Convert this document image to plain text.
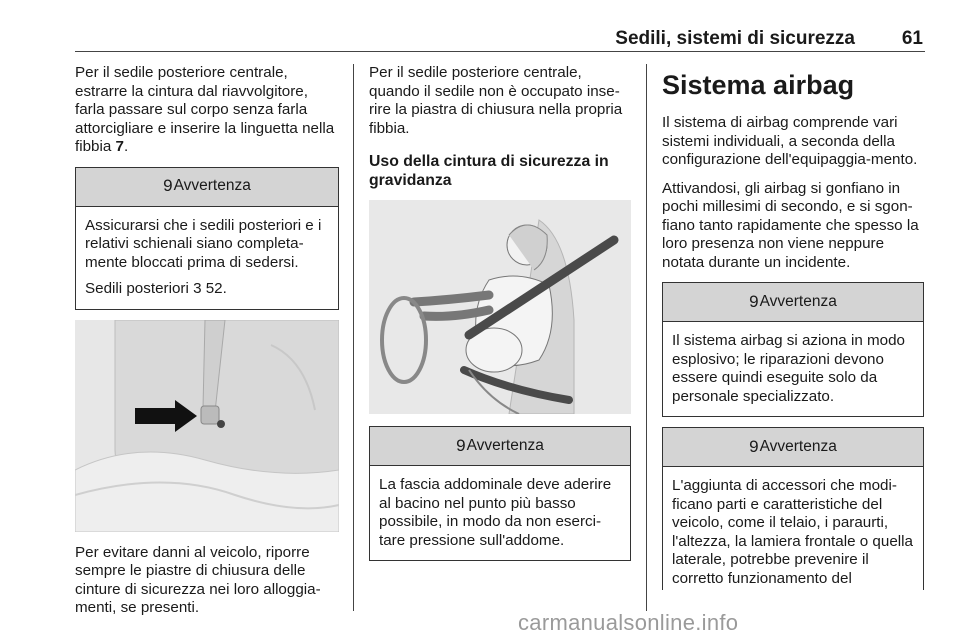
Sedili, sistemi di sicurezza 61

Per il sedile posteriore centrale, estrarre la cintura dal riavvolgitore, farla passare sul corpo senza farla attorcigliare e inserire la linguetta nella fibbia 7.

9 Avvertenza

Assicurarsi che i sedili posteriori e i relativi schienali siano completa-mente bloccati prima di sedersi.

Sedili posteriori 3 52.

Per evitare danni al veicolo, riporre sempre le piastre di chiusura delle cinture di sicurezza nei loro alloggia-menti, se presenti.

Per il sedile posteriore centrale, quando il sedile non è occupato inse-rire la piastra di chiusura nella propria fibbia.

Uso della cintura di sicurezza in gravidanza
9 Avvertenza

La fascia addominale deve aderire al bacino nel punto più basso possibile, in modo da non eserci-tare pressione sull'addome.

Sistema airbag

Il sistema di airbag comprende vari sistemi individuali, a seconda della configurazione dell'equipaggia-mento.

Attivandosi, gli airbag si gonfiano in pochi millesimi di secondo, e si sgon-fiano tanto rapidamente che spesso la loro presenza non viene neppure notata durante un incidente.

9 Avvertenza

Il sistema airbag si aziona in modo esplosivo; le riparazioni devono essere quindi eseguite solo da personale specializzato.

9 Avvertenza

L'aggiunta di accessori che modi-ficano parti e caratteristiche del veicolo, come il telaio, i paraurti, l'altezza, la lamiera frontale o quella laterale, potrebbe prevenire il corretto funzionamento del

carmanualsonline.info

* * *

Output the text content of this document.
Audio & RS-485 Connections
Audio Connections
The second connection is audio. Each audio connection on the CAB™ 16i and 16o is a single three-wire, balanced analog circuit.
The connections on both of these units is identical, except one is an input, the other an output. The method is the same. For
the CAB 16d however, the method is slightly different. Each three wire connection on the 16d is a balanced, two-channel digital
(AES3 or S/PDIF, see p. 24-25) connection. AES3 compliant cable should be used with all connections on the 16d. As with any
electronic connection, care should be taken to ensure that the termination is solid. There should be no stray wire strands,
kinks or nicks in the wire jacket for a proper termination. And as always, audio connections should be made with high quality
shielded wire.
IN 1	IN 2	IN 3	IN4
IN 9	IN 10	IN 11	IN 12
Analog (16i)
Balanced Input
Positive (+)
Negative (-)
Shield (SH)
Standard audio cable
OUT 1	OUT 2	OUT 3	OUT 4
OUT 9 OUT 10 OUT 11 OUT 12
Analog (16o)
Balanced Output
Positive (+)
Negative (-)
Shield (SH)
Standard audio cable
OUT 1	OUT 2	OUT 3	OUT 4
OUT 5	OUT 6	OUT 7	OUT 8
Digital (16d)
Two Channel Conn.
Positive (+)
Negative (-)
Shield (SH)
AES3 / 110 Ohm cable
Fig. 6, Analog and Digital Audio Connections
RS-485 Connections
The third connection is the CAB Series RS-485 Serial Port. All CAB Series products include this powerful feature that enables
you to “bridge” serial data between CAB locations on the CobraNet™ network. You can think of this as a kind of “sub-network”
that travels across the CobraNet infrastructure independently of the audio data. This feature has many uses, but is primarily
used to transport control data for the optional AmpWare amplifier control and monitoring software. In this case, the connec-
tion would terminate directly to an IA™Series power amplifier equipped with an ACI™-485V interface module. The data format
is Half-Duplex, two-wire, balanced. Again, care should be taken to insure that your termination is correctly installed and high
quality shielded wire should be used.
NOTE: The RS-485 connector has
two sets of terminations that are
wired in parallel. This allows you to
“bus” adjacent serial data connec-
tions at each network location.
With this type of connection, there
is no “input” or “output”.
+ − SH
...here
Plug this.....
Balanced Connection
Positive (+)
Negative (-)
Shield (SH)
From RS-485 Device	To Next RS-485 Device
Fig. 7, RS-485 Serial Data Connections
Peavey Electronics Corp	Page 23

What you are asked to do
Scan the data for the word "sicurezza" and copy every line where it shows up.

Finished exercise
Sedili, sistemi di sicurezza 61
Per evitare danni al veicolo, riporre sempre le piastre di chiusura delle cinture di sicurezza nei loro alloggia-menti, se presenti.
Uso della cintura di sicurezza in gravidanza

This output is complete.